PROVIDED MATERIAL
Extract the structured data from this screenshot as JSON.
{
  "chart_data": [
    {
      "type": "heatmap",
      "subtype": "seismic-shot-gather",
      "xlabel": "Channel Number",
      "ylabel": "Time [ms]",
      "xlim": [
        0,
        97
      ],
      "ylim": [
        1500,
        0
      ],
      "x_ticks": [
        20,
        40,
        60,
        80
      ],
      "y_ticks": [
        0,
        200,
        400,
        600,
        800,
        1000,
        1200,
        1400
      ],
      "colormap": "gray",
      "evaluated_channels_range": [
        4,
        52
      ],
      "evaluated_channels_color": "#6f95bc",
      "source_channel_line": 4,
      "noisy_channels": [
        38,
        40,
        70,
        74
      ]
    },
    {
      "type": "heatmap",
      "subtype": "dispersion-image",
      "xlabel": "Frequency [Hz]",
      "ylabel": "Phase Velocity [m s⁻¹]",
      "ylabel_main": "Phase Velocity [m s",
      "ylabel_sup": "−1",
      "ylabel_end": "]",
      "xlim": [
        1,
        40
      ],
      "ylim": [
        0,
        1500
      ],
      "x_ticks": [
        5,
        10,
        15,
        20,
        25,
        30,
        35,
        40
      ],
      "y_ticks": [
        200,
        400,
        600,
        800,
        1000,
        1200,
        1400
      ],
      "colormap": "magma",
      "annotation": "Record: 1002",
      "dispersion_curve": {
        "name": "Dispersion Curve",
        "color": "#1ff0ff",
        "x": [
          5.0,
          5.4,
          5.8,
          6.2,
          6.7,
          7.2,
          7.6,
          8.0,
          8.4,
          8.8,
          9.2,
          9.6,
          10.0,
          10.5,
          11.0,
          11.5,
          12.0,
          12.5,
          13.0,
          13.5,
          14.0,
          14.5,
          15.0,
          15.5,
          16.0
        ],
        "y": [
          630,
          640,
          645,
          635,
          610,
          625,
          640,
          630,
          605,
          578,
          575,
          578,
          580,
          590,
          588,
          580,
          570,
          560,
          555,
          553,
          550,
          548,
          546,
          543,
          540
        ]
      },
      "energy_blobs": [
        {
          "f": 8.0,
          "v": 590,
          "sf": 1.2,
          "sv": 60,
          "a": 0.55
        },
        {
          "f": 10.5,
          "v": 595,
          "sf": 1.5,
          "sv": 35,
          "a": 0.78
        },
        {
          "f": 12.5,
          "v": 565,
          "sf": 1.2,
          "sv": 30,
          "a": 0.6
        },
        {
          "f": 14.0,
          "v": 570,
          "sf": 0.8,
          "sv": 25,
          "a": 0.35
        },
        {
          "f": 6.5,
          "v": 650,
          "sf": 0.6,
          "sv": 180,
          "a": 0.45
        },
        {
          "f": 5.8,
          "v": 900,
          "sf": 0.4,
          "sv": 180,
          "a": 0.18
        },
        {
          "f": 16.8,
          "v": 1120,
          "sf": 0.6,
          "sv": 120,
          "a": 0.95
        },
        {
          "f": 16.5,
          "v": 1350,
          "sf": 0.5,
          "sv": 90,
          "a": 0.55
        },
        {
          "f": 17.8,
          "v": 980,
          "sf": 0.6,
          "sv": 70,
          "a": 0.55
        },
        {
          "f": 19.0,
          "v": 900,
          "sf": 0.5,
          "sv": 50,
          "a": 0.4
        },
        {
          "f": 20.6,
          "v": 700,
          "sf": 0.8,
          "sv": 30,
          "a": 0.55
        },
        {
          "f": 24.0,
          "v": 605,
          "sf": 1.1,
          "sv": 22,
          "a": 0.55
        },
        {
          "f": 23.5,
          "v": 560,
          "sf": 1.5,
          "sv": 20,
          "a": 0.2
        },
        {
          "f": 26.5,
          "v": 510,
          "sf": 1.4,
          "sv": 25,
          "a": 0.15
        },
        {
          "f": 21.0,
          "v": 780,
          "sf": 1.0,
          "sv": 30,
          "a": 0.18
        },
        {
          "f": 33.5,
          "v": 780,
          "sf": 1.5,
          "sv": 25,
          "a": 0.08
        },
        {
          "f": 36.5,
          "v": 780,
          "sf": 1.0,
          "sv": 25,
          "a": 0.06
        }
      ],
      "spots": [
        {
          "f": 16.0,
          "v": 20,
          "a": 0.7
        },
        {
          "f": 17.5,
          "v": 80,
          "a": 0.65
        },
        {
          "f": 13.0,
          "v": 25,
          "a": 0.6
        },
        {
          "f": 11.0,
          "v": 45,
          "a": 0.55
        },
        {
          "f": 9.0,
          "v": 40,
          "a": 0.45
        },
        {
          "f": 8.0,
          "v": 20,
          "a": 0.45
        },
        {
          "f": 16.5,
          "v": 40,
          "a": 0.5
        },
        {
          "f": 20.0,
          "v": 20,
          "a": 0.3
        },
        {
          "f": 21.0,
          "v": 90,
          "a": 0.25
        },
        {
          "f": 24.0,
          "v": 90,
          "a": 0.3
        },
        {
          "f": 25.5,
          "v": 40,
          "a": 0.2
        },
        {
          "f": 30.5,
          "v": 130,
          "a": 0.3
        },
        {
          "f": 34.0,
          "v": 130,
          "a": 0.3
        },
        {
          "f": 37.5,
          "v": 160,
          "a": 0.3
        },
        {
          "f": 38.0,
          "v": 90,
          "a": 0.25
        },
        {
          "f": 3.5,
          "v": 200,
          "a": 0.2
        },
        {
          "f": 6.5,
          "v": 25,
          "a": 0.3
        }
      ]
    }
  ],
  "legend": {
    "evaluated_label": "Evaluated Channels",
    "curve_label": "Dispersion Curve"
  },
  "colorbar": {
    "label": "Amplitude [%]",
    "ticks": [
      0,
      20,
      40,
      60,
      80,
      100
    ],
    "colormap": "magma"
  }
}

EXERCISE GOAL
Repeat every entry word for word.

THE ANSWER
Extract the structured data from this screenshot as JSON.
{
  "chart_data": [
    {
      "type": "heatmap",
      "subtype": "seismic-shot-gather",
      "xlabel": "Channel Number",
      "ylabel": "Time [ms]",
      "xlim": [
        0,
        97
      ],
      "ylim": [
        1500,
        0
      ],
      "x_ticks": [
        20,
        40,
        60,
        80
      ],
      "y_ticks": [
        0,
        200,
        400,
        600,
        800,
        1000,
        1200,
        1400
      ],
      "colormap": "gray",
      "evaluated_channels_range": [
        4,
        52
      ],
      "evaluated_channels_color": "#6f95bc",
      "source_channel_line": 4,
      "noisy_channels": [
        38,
        40,
        70,
        74
      ]
    },
    {
      "type": "heatmap",
      "subtype": "dispersion-image",
      "xlabel": "Frequency [Hz]",
      "ylabel": "Phase Velocity [m s⁻¹]",
      "ylabel_main": "Phase Velocity [m s",
      "ylabel_sup": "−1",
      "ylabel_end": "]",
      "xlim": [
        1,
        40
      ],
      "ylim": [
        0,
        1500
      ],
      "x_ticks": [
        5,
        10,
        15,
        20,
        25,
        30,
        35,
        40
      ],
      "y_ticks": [
        200,
        400,
        600,
        800,
        1000,
        1200,
        1400
      ],
      "colormap": "magma",
      "annotation": "Record: 1002",
      "dispersion_curve": {
        "name": "Dispersion Curve",
        "color": "#1ff0ff",
        "x": [
          5.0,
          5.4,
          5.8,
          6.2,
          6.7,
          7.2,
          7.6,
          8.0,
          8.4,
          8.8,
          9.2,
          9.6,
          10.0,
          10.5,
          11.0,
          11.5,
          12.0,
          12.5,
          13.0,
          13.5,
          14.0,
          14.5,
          15.0,
          15.5,
          16.0
        ],
        "y": [
          630,
          640,
          645,
          635,
          610,
          625,
          640,
          630,
          605,
          578,
          575,
          578,
          580,
          590,
          588,
          580,
          570,
          560,
          555,
          553,
          550,
          548,
          546,
          543,
          540
        ]
      },
      "energy_blobs": [
        {
          "f": 8.0,
          "v": 590,
          "sf": 1.2,
          "sv": 60,
          "a": 0.55
        },
        {
          "f": 10.5,
          "v": 595,
          "sf": 1.5,
          "sv": 35,
          "a": 0.78
        },
        {
          "f": 12.5,
          "v": 565,
          "sf": 1.2,
          "sv": 30,
          "a": 0.6
        },
        {
          "f": 14.0,
          "v": 570,
          "sf": 0.8,
          "sv": 25,
          "a": 0.35
        },
        {
          "f": 6.5,
          "v": 650,
          "sf": 0.6,
          "sv": 180,
          "a": 0.45
        },
        {
          "f": 5.8,
          "v": 900,
          "sf": 0.4,
          "sv": 180,
          "a": 0.18
        },
        {
          "f": 16.8,
          "v": 1120,
          "sf": 0.6,
          "sv": 120,
          "a": 0.95
        },
        {
          "f": 16.5,
          "v": 1350,
          "sf": 0.5,
          "sv": 90,
          "a": 0.55
        },
        {
          "f": 17.8,
          "v": 980,
          "sf": 0.6,
          "sv": 70,
          "a": 0.55
        },
        {
          "f": 19.0,
          "v": 900,
          "sf": 0.5,
          "sv": 50,
          "a": 0.4
        },
        {
          "f": 20.6,
          "v": 700,
          "sf": 0.8,
          "sv": 30,
          "a": 0.55
        },
        {
          "f": 24.0,
          "v": 605,
          "sf": 1.1,
          "sv": 22,
          "a": 0.55
        },
        {
          "f": 23.5,
          "v": 560,
          "sf": 1.5,
          "sv": 20,
          "a": 0.2
        },
        {
          "f": 26.5,
          "v": 510,
          "sf": 1.4,
          "sv": 25,
          "a": 0.15
        },
        {
          "f": 21.0,
          "v": 780,
          "sf": 1.0,
          "sv": 30,
          "a": 0.18
        },
        {
          "f": 33.5,
          "v": 780,
          "sf": 1.5,
          "sv": 25,
          "a": 0.08
        },
        {
          "f": 36.5,
          "v": 780,
          "sf": 1.0,
          "sv": 25,
          "a": 0.06
        }
      ],
      "spots": [
        {
          "f": 16.0,
          "v": 20,
          "a": 0.7
        },
        {
          "f": 17.5,
          "v": 80,
          "a": 0.65
        },
        {
          "f": 13.0,
          "v": 25,
          "a": 0.6
        },
        {
          "f": 11.0,
          "v": 45,
          "a": 0.55
        },
        {
          "f": 9.0,
          "v": 40,
          "a": 0.45
        },
        {
          "f": 8.0,
          "v": 20,
          "a": 0.45
        },
        {
          "f": 16.5,
          "v": 40,
          "a": 0.5
        },
        {
          "f": 20.0,
          "v": 20,
          "a": 0.3
        },
        {
          "f": 21.0,
          "v": 90,
          "a": 0.25
        },
        {
          "f": 24.0,
          "v": 90,
          "a": 0.3
        },
        {
          "f": 25.5,
          "v": 40,
          "a": 0.2
        },
        {
          "f": 30.5,
          "v": 130,
          "a": 0.3
        },
        {
          "f": 34.0,
          "v": 130,
          "a": 0.3
        },
        {
          "f": 37.5,
          "v": 160,
          "a": 0.3
        },
        {
          "f": 38.0,
          "v": 90,
          "a": 0.25
        },
        {
          "f": 3.5,
          "v": 200,
          "a": 0.2
        },
        {
          "f": 6.5,
          "v": 25,
          "a": 0.3
        }
      ]
    }
  ],
  "legend": {
    "evaluated_label": "Evaluated Channels",
    "curve_label": "Dispersion Curve"
  },
  "colorbar": {
    "label": "Amplitude [%]",
    "ticks": [
      0,
      20,
      40,
      60,
      80,
      100
    ],
    "colormap": "magma"
  }
}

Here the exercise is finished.